Prompt = Reproduce every entry exactly and leave its pictures out.

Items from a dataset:
================

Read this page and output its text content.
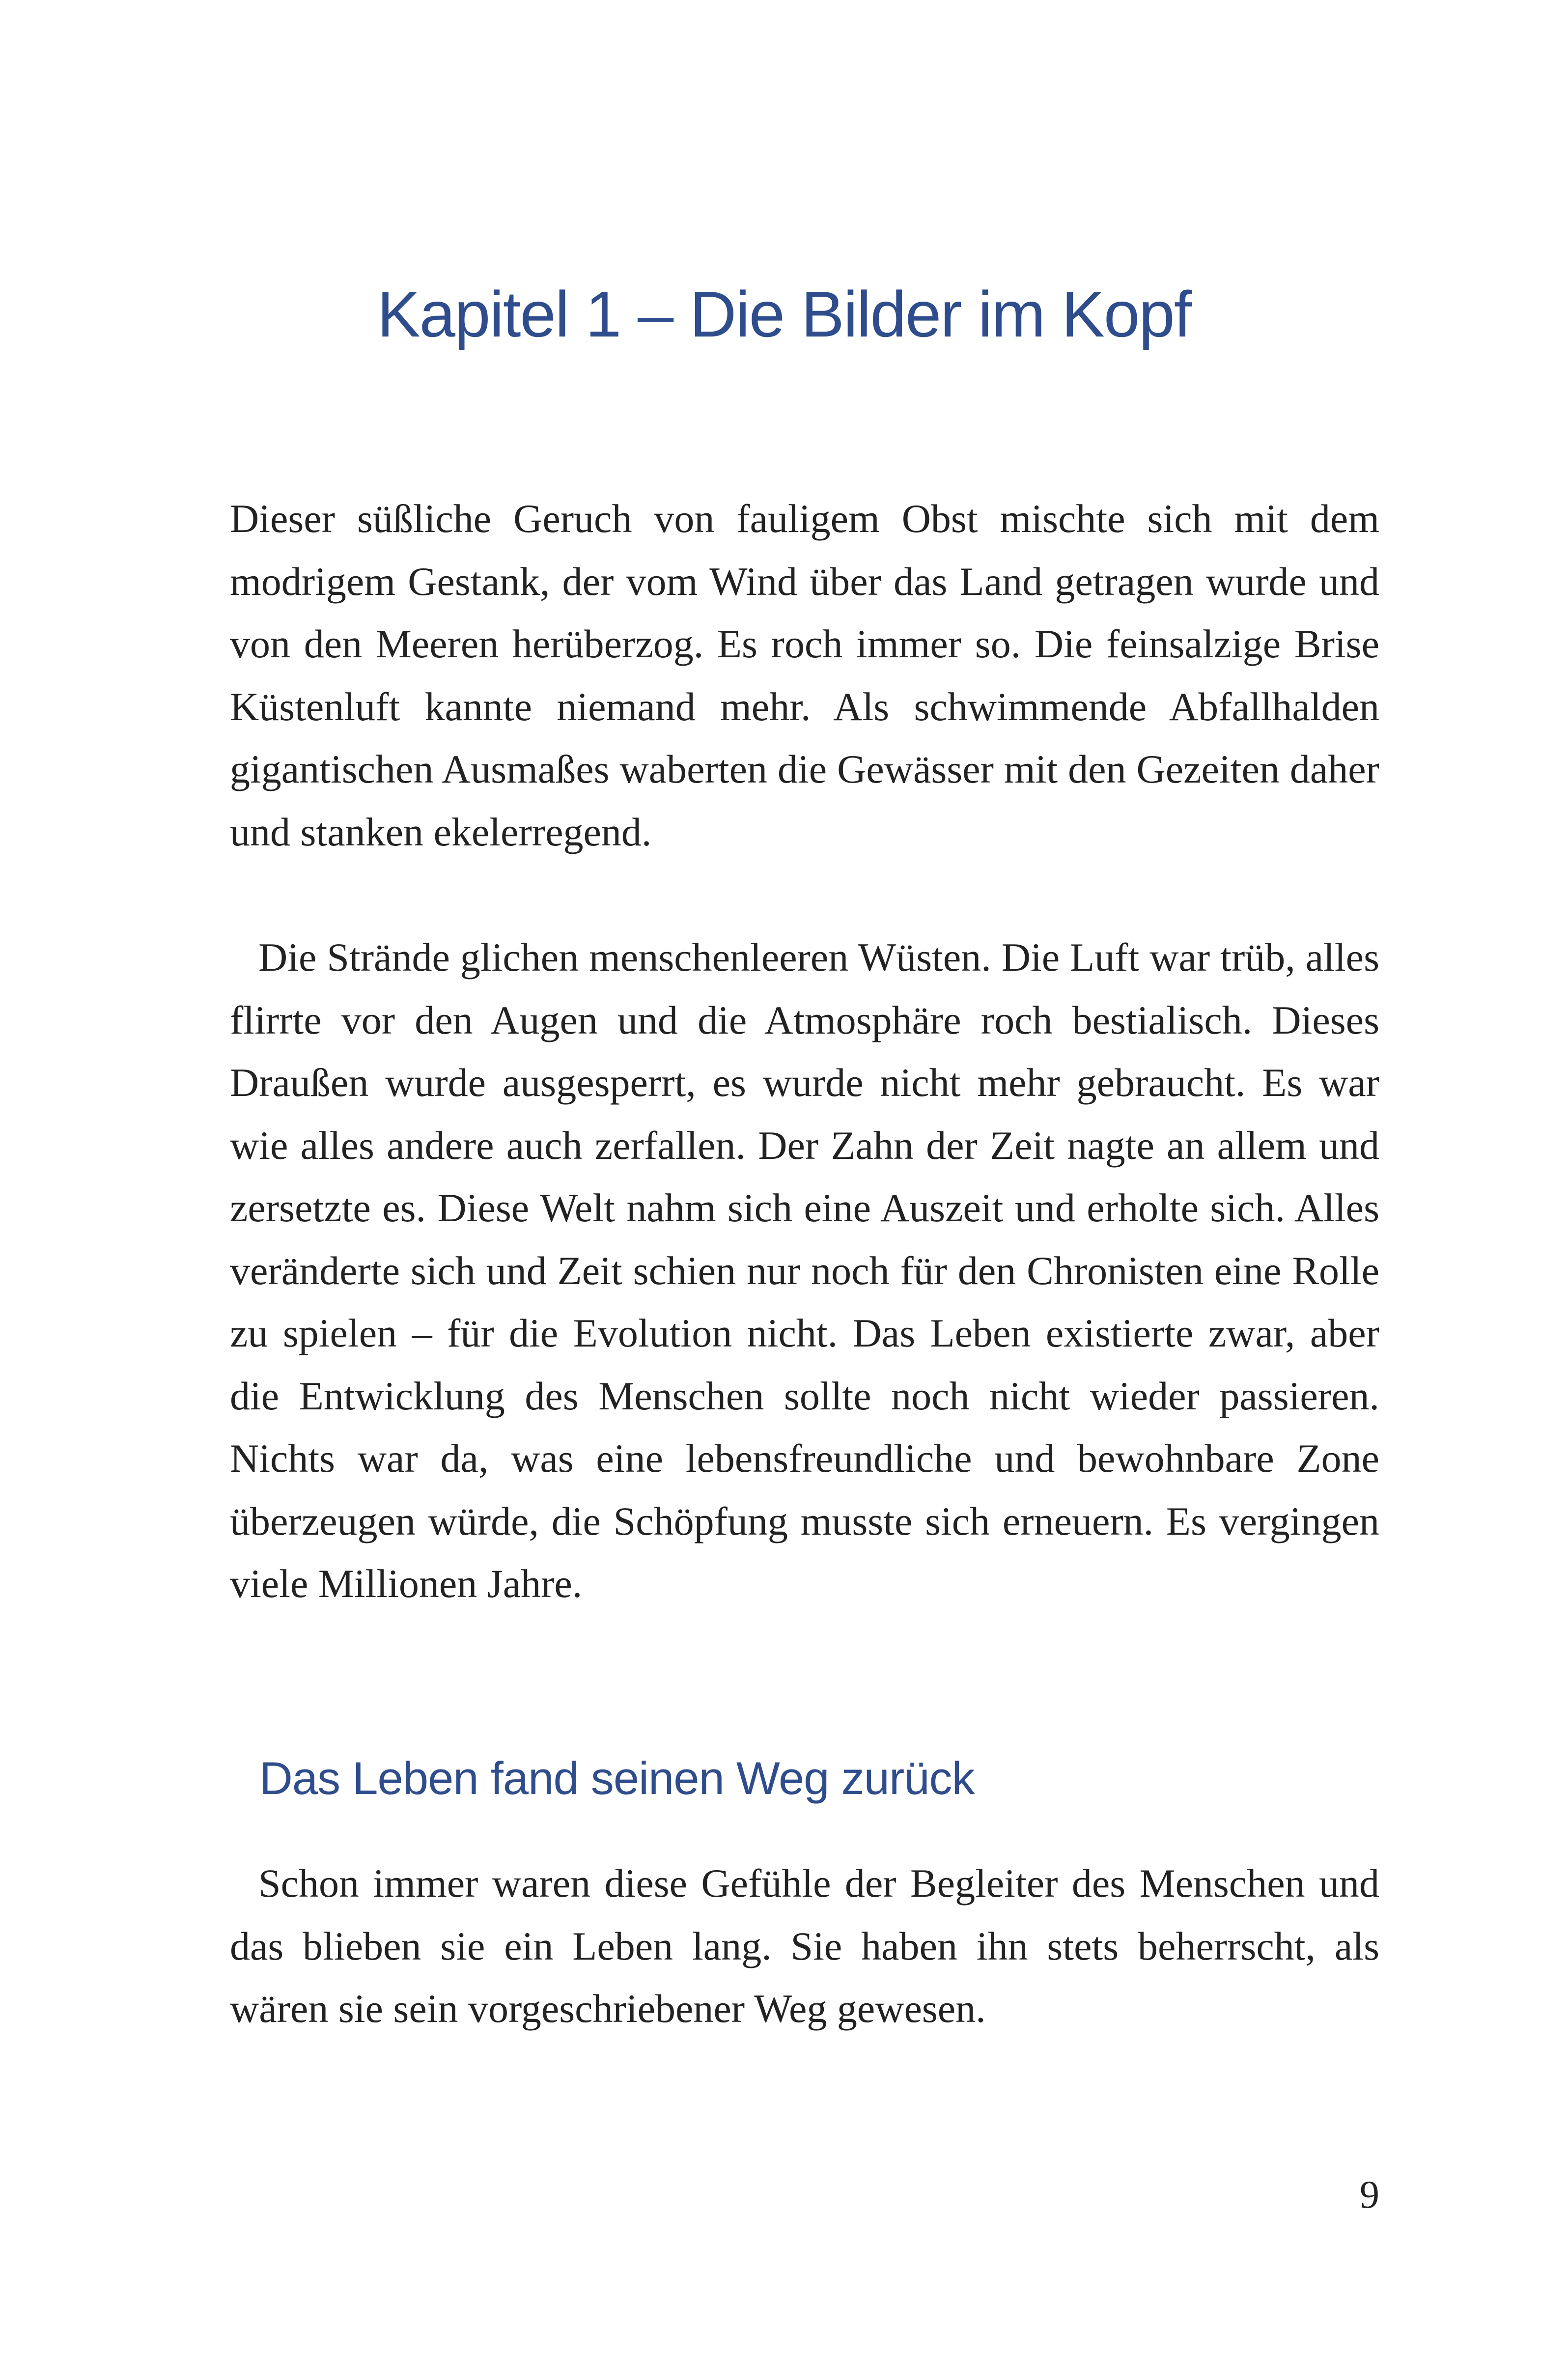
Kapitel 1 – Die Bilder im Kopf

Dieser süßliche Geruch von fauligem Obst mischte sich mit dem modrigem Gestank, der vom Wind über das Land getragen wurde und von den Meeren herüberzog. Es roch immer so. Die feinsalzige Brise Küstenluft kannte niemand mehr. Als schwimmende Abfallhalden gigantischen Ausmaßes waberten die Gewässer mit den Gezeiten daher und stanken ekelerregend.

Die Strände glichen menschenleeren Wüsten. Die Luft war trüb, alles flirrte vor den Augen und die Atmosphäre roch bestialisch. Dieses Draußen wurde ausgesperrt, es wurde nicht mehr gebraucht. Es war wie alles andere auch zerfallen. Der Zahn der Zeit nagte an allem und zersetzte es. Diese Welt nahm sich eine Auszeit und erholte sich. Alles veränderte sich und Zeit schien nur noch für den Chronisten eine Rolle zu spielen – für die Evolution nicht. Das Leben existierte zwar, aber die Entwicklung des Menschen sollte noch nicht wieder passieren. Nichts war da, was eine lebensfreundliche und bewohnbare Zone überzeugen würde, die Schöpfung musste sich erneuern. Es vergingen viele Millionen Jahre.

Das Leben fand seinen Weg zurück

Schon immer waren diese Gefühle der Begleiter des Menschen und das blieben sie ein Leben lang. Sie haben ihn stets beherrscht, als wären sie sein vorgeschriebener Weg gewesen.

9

================

The solution =
Read this page and output its text content.
Kapitel 1 – Die Bilder im Kopf

Dieser süßliche Geruch von fauligem Obst mischte sich mit dem modrigem Gestank, der vom Wind über das Land getragen wurde und von den Meeren herüberzog. Es roch immer so. Die feinsalzige Brise Küstenluft kannte niemand mehr. Als schwimmende Abfallhalden gigantischen Ausmaßes waberten die Gewässer mit den Gezeiten daher und stanken ekelerregend.

Die Strände glichen menschenleeren Wüsten. Die Luft war trüb, alles flirrte vor den Augen und die Atmosphäre roch bestialisch. Dieses Draußen wurde ausgesperrt, es wurde nicht mehr gebraucht. Es war wie alles andere auch zerfallen. Der Zahn der Zeit nagte an allem und zersetzte es. Diese Welt nahm sich eine Auszeit und erholte sich. Alles veränderte sich und Zeit schien nur noch für den Chronisten eine Rolle zu spielen – für die Evolution nicht. Das Leben existierte zwar, aber die Entwicklung des Menschen sollte noch nicht wieder passieren. Nichts war da, was eine lebensfreundliche und bewohnbare Zone überzeugen würde, die Schöpfung musste sich erneuern. Es vergingen viele Millionen Jahre.

Das Leben fand seinen Weg zurück

Schon immer waren diese Gefühle der Begleiter des Menschen und das blieben sie ein Leben lang. Sie haben ihn stets beherrscht, als wären sie sein vorgeschriebener Weg gewesen.

9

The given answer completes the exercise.